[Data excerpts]
※ ※ ※

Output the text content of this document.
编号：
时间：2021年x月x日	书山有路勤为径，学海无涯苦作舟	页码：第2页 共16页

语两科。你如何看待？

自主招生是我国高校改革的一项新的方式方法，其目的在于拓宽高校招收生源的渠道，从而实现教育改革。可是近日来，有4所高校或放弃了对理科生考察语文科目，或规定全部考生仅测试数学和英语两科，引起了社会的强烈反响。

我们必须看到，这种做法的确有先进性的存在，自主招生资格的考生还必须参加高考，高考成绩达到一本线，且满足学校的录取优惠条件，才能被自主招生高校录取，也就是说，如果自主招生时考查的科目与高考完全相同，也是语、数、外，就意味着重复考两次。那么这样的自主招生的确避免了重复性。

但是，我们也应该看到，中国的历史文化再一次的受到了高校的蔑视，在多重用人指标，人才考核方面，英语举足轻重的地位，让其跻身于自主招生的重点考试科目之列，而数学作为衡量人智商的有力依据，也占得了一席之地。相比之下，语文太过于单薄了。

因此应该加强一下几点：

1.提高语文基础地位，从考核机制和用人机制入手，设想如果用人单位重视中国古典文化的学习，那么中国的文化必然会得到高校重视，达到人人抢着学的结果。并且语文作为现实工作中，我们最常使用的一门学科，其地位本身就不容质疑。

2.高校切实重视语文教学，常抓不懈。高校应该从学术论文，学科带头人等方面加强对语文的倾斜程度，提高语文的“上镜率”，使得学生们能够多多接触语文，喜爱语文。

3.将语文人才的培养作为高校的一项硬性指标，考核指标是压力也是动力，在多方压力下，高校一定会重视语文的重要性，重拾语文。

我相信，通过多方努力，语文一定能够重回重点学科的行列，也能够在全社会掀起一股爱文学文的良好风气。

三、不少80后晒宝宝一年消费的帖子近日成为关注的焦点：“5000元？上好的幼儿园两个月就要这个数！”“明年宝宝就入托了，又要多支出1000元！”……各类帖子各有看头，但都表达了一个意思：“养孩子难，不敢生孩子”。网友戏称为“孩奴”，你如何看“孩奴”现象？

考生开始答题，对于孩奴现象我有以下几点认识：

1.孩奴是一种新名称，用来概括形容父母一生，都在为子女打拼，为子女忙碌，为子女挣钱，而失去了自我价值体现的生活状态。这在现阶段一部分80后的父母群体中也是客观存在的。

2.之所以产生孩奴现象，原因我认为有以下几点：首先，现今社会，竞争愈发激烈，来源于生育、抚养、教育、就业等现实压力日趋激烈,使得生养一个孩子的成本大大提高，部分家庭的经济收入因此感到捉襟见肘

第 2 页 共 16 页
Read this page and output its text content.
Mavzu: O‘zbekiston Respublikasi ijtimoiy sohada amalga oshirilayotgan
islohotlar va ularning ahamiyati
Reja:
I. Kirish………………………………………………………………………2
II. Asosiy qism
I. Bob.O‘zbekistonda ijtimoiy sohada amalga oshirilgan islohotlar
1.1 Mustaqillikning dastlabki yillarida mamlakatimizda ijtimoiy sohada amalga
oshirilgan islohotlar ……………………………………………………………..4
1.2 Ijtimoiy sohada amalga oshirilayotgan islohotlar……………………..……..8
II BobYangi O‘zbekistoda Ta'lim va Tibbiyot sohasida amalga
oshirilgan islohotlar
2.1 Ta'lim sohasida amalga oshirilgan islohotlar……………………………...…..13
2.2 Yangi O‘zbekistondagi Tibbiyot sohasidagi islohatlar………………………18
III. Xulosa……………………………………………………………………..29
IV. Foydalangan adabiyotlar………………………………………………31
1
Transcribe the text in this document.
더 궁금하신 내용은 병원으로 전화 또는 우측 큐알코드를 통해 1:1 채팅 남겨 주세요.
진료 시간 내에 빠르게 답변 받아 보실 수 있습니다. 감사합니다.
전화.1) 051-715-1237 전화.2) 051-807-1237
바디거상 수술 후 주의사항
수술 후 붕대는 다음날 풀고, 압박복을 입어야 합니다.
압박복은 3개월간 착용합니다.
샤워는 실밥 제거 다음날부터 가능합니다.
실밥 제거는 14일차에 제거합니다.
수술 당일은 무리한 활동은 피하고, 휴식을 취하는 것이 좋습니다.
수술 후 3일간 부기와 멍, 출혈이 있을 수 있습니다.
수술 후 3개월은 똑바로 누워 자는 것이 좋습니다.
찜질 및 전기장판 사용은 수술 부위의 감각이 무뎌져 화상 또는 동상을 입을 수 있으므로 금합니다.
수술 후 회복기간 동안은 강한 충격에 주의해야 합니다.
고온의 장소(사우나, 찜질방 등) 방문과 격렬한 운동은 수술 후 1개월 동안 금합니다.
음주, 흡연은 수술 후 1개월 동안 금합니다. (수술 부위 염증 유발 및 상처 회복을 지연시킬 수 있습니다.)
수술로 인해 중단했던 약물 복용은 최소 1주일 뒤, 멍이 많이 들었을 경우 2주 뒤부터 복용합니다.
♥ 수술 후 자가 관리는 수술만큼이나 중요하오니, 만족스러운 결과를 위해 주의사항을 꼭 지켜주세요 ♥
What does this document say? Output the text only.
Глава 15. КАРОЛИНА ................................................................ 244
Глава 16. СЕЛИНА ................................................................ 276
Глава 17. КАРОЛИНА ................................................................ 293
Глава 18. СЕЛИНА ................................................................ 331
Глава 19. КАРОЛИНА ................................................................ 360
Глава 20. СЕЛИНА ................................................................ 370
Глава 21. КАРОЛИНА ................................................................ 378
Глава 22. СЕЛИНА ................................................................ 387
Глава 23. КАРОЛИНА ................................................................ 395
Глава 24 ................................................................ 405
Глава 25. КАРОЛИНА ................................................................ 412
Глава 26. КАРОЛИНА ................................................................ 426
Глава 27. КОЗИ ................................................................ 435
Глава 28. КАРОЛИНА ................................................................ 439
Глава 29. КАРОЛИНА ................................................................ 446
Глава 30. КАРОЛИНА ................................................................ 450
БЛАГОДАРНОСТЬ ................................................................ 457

※ ※ ※

**SET TASK**
Extract every line above exactly as it stands.

**EXPECTED OUTPUT**
Output the text content of this document.
编号：
时间：2021年x月x日	书山有路勤为径，学海无涯苦作舟	页码：第2页 共16页

语两科。你如何看待？

自主招生是我国高校改革的一项新的方式方法，其目的在于拓宽高校招收生源的渠道，从而实现教育改革。可是近日来，有4所高校或放弃了对理科生考察语文科目，或规定全部考生仅测试数学和英语两科，引起了社会的强烈反响。

我们必须看到，这种做法的确有先进性的存在，自主招生资格的考生还必须参加高考，高考成绩达到一本线，且满足学校的录取优惠条件，才能被自主招生高校录取，也就是说，如果自主招生时考查的科目与高考完全相同，也是语、数、外，就意味着重复考两次。那么这样的自主招生的确避免了重复性。

但是，我们也应该看到，中国的历史文化再一次的受到了高校的蔑视，在多重用人指标，人才考核方面，英语举足轻重的地位，让其跻身于自主招生的重点考试科目之列，而数学作为衡量人智商的有力依据，也占得了一席之地。相比之下，语文太过于单薄了。

因此应该加强一下几点：

1.提高语文基础地位，从考核机制和用人机制入手，设想如果用人单位重视中国古典文化的学习，那么中国的文化必然会得到高校重视，达到人人抢着学的结果。并且语文作为现实工作中，我们最常使用的一门学科，其地位本身就不容质疑。

2.高校切实重视语文教学，常抓不懈。高校应该从学术论文，学科带头人等方面加强对语文的倾斜程度，提高语文的“上镜率”，使得学生们能够多多接触语文，喜爱语文。

3.将语文人才的培养作为高校的一项硬性指标，考核指标是压力也是动力，在多方压力下，高校一定会重视语文的重要性，重拾语文。

我相信，通过多方努力，语文一定能够重回重点学科的行列，也能够在全社会掀起一股爱文学文的良好风气。

三、不少80后晒宝宝一年消费的帖子近日成为关注的焦点：“5000元？上好的幼儿园两个月就要这个数！”“明年宝宝就入托了，又要多支出1000元！”……各类帖子各有看头，但都表达了一个意思：“养孩子难，不敢生孩子”。网友戏称为“孩奴”，你如何看“孩奴”现象？

考生开始答题，对于孩奴现象我有以下几点认识：

1.孩奴是一种新名称，用来概括形容父母一生，都在为子女打拼，为子女忙碌，为子女挣钱，而失去了自我价值体现的生活状态。这在现阶段一部分80后的父母群体中也是客观存在的。

2.之所以产生孩奴现象，原因我认为有以下几点：首先，现今社会，竞争愈发激烈，来源于生育、抚养、教育、就业等现实压力日趋激烈,使得生养一个孩子的成本大大提高，部分家庭的经济收入因此感到捉襟见肘

第 2 页 共 16 页
Read this page and output its text content.
Mavzu: O‘zbekiston Respublikasi ijtimoiy sohada amalga oshirilayotgan
islohotlar va ularning ahamiyati
Reja:
I. Kirish………………………………………………………………………2
II. Asosiy qism
I. Bob.O‘zbekistonda ijtimoiy sohada amalga oshirilgan islohotlar
1.1 Mustaqillikning dastlabki yillarida mamlakatimizda ijtimoiy sohada amalga
oshirilgan islohotlar ……………………………………………………………..4
1.2 Ijtimoiy sohada amalga oshirilayotgan islohotlar……………………..……..8
II BobYangi O‘zbekistoda Ta'lim va Tibbiyot sohasida amalga
oshirilgan islohotlar
2.1 Ta'lim sohasida amalga oshirilgan islohotlar……………………………...…..13
2.2 Yangi O‘zbekistondagi Tibbiyot sohasidagi islohatlar………………………18
III. Xulosa……………………………………………………………………..29
IV. Foydalangan adabiyotlar………………………………………………31
1
Transcribe the text in this document.
더 궁금하신 내용은 병원으로 전화 또는 우측 큐알코드를 통해 1:1 채팅 남겨 주세요.
진료 시간 내에 빠르게 답변 받아 보실 수 있습니다. 감사합니다.
전화.1) 051-715-1237 전화.2) 051-807-1237
바디거상 수술 후 주의사항
수술 후 붕대는 다음날 풀고, 압박복을 입어야 합니다.
압박복은 3개월간 착용합니다.
샤워는 실밥 제거 다음날부터 가능합니다.
실밥 제거는 14일차에 제거합니다.
수술 당일은 무리한 활동은 피하고, 휴식을 취하는 것이 좋습니다.
수술 후 3일간 부기와 멍, 출혈이 있을 수 있습니다.
수술 후 3개월은 똑바로 누워 자는 것이 좋습니다.
찜질 및 전기장판 사용은 수술 부위의 감각이 무뎌져 화상 또는 동상을 입을 수 있으므로 금합니다.
수술 후 회복기간 동안은 강한 충격에 주의해야 합니다.
고온의 장소(사우나, 찜질방 등) 방문과 격렬한 운동은 수술 후 1개월 동안 금합니다.
음주, 흡연은 수술 후 1개월 동안 금합니다. (수술 부위 염증 유발 및 상처 회복을 지연시킬 수 있습니다.)
수술로 인해 중단했던 약물 복용은 최소 1주일 뒤, 멍이 많이 들었을 경우 2주 뒤부터 복용합니다.
♥ 수술 후 자가 관리는 수술만큼이나 중요하오니, 만족스러운 결과를 위해 주의사항을 꼭 지켜주세요 ♥
What does this document say? Output the text only.
Глава 15. КАРОЛИНА ................................................................ 244
Глава 16. СЕЛИНА ................................................................ 276
Глава 17. КАРОЛИНА ................................................................ 293
Глава 18. СЕЛИНА ................................................................ 331
Глава 19. КАРОЛИНА ................................................................ 360
Глава 20. СЕЛИНА ................................................................ 370
Глава 21. КАРОЛИНА ................................................................ 378
Глава 22. СЕЛИНА ................................................................ 387
Глава 23. КАРОЛИНА ................................................................ 395
Глава 24 ................................................................ 405
Глава 25. КАРОЛИНА ................................................................ 412
Глава 26. КАРОЛИНА ................................................................ 426
Глава 27. КОЗИ ................................................................ 435
Глава 28. КАРОЛИНА ................................................................ 439
Глава 29. КАРОЛИНА ................................................................ 446
Глава 30. КАРОЛИНА ................................................................ 450
БЛАГОДАРНОСТЬ ................................................................ 457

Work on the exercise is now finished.